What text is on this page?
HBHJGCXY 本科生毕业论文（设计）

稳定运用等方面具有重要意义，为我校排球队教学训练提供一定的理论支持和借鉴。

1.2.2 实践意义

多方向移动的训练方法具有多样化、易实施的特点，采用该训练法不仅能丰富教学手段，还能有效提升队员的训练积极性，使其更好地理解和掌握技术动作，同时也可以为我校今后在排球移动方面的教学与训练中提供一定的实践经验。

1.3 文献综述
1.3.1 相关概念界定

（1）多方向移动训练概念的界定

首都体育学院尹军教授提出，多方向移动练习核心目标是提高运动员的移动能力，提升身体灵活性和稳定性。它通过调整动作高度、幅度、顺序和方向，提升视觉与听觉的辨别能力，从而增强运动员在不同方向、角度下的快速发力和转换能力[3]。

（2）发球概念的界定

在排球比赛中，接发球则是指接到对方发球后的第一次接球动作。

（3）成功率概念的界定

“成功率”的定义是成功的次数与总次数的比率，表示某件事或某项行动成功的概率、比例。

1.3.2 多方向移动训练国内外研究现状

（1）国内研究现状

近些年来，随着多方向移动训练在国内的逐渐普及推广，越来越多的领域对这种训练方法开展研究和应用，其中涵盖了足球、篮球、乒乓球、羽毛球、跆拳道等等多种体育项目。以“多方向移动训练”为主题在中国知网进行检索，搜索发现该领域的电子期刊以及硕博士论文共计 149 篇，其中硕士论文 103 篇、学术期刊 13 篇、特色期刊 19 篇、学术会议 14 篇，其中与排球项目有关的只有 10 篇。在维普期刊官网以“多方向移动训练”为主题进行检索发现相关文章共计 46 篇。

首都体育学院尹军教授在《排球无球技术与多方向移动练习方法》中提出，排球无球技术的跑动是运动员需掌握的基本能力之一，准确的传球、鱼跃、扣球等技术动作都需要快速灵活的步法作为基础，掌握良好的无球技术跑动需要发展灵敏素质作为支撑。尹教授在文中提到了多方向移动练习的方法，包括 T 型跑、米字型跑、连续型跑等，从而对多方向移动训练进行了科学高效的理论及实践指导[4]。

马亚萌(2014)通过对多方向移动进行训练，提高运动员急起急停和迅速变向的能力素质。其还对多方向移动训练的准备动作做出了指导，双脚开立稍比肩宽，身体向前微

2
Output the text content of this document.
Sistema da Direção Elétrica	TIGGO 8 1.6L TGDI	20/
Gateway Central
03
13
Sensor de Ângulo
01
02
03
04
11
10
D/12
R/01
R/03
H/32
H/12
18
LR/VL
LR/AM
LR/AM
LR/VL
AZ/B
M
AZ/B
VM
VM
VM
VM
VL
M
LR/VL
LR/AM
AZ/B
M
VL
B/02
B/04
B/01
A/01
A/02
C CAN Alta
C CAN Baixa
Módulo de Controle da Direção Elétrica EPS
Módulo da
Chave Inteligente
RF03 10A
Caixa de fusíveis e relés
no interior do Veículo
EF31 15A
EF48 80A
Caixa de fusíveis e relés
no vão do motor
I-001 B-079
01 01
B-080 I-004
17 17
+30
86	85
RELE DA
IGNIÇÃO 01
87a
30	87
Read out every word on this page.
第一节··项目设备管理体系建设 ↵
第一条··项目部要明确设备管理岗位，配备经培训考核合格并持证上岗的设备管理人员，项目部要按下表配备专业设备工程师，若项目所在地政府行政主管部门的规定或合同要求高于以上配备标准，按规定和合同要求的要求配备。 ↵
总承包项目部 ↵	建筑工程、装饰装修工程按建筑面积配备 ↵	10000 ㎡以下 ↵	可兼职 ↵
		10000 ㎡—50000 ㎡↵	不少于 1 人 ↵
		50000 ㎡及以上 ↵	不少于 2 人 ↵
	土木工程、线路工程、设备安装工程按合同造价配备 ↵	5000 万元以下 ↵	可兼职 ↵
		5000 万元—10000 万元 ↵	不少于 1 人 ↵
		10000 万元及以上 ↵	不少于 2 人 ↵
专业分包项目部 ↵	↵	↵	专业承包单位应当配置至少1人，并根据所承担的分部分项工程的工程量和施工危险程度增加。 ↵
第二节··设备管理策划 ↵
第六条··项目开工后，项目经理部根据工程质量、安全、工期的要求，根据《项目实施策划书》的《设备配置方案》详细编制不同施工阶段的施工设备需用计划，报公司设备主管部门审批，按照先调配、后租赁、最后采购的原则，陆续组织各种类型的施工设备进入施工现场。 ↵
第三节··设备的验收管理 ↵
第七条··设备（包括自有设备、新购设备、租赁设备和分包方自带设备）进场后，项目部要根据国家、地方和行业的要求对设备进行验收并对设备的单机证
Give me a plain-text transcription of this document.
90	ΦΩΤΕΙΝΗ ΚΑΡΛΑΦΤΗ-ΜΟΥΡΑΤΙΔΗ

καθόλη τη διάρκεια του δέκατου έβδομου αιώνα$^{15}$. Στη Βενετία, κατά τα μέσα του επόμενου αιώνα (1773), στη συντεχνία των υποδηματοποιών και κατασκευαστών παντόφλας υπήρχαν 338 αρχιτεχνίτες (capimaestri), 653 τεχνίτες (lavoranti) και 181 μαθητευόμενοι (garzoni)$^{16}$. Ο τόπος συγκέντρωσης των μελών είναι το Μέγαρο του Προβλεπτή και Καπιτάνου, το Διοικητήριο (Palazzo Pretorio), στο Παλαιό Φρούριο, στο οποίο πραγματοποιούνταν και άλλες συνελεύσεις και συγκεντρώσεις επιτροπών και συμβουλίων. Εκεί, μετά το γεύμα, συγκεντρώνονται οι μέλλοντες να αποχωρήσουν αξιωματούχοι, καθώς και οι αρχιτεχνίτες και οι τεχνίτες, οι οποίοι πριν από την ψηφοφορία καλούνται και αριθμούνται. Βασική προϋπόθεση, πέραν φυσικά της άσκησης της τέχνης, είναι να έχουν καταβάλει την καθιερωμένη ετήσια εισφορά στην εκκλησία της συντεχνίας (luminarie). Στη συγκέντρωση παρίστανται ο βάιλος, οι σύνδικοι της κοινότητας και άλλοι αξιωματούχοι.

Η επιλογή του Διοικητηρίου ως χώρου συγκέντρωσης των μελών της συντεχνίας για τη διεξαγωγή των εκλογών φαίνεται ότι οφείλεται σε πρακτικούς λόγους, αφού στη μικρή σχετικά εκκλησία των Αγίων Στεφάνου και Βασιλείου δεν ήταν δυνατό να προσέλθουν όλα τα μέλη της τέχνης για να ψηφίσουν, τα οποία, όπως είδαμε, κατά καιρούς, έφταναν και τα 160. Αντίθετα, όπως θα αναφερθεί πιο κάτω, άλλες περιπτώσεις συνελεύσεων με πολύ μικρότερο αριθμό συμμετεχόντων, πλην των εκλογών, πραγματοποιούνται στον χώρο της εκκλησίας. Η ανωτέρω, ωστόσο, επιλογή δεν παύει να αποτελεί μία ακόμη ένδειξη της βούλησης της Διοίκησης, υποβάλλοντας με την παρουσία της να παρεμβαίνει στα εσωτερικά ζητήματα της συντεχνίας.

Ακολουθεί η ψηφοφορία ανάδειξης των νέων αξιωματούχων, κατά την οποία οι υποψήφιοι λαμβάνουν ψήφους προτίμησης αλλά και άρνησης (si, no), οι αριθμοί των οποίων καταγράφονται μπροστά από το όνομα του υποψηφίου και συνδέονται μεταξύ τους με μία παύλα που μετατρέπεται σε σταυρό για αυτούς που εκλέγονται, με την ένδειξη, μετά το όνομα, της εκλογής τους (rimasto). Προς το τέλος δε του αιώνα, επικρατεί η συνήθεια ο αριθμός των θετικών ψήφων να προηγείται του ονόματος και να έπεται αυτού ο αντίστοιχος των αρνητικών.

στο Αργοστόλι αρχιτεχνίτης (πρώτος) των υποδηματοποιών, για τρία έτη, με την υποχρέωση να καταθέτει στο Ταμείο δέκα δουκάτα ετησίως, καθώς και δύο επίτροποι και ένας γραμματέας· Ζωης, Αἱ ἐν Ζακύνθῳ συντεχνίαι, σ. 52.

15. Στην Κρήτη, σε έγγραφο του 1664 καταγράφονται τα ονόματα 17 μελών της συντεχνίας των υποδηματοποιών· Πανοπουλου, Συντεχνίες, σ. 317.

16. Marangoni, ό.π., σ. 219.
○ ○ ○ ○ ○ ○ ○
- CHALLENGE
Return a copy of every line that includes the word "page".

- FINISHED ANSWER
What text is on this page?
Read out every word on this page.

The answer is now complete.